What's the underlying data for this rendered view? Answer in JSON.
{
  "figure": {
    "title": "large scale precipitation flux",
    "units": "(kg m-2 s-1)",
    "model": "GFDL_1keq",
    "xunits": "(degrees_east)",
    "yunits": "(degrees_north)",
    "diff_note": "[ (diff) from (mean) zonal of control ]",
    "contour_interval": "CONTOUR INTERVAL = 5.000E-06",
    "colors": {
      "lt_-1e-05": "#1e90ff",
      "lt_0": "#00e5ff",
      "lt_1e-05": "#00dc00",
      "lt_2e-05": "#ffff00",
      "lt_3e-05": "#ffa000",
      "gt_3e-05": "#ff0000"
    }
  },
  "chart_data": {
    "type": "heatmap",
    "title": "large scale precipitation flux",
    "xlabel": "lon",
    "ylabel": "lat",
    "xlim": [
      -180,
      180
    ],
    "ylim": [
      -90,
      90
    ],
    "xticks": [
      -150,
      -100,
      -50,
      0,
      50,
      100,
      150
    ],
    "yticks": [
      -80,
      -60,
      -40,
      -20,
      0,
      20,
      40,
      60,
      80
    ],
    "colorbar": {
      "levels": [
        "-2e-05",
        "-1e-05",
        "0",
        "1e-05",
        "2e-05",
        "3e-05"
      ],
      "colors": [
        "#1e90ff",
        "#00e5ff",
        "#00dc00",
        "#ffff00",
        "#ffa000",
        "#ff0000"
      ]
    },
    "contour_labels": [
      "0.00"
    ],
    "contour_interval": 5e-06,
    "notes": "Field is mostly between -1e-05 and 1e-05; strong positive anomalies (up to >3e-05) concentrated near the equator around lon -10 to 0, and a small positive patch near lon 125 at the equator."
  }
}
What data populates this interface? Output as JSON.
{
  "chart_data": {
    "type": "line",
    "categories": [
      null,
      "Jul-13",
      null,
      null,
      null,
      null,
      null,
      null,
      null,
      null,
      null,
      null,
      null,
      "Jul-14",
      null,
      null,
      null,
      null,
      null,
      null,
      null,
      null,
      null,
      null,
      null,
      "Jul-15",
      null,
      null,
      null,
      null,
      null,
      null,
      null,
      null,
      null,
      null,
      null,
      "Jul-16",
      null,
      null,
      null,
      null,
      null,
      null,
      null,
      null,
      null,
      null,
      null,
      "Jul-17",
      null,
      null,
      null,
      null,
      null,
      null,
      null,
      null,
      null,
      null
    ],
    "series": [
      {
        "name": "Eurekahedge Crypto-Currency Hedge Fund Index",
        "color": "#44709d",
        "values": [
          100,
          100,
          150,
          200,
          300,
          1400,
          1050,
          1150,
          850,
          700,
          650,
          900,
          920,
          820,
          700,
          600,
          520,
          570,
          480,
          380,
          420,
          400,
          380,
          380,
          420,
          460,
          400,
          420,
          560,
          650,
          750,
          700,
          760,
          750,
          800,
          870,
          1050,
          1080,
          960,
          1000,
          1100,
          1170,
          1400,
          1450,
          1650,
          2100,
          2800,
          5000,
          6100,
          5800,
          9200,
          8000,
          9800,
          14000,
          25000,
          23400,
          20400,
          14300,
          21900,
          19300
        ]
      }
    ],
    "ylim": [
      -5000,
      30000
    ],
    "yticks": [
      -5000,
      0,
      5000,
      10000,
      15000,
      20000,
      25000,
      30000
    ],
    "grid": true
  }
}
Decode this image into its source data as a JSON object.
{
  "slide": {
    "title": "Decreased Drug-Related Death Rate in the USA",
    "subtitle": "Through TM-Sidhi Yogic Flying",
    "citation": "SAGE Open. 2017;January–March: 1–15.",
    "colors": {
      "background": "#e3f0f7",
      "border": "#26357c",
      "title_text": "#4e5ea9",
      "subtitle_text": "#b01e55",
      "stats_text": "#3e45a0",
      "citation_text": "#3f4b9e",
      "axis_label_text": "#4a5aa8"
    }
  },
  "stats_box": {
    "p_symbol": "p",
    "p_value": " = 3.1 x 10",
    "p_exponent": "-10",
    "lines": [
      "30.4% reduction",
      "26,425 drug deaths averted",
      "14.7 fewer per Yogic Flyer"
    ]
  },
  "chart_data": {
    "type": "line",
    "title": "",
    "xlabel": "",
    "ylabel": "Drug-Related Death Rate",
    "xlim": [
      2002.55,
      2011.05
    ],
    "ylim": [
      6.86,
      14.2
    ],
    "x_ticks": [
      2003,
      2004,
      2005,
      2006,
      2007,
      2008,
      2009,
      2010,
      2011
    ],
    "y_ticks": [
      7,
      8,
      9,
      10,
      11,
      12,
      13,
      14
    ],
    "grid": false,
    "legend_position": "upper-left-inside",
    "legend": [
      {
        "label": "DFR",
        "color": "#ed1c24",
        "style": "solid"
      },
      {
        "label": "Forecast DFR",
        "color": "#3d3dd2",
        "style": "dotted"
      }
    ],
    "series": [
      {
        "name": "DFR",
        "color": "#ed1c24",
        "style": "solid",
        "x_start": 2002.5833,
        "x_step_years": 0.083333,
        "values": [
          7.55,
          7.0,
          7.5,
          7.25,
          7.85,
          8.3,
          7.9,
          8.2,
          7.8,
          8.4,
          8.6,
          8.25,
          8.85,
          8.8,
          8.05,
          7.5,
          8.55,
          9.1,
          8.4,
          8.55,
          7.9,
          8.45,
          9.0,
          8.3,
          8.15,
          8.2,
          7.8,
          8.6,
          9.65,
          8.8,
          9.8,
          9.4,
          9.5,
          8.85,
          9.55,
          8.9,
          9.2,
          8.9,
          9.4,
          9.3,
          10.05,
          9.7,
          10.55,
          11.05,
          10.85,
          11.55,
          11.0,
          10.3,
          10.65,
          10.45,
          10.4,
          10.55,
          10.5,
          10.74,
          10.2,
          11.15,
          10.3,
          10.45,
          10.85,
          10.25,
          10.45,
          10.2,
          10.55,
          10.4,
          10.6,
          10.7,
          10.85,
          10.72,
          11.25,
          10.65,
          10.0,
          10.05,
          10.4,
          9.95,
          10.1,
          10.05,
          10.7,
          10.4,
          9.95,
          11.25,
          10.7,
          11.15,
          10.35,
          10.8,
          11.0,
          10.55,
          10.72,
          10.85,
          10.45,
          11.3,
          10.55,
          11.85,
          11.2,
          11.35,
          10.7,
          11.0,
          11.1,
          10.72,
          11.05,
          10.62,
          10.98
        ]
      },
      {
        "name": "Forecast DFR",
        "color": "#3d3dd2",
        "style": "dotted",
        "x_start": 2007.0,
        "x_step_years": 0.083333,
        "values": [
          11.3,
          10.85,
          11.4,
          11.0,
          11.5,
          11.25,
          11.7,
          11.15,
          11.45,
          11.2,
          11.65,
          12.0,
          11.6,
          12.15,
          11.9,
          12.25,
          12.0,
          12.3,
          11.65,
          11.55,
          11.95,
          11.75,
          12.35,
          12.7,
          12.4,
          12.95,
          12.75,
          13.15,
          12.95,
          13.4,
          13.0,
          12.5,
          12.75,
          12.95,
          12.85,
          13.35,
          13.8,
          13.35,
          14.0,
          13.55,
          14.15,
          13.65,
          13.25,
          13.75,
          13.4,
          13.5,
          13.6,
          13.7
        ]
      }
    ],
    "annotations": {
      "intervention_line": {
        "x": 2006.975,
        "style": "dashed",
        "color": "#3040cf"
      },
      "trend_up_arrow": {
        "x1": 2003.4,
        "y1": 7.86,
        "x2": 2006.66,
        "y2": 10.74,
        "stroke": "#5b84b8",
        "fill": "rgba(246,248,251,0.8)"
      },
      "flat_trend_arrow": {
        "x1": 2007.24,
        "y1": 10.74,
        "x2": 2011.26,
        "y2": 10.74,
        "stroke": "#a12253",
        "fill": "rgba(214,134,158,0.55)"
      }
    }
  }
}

^^^^^^^^

WRITTEN REQUEST: Look through the records and gather every line containing "name".

ANSWER TO THE PROBLEM:
        "name": "Eurekahedge Crypto-Currency Hedge Fund Index",
        "name": "DFR",
        "name": "Forecast DFR",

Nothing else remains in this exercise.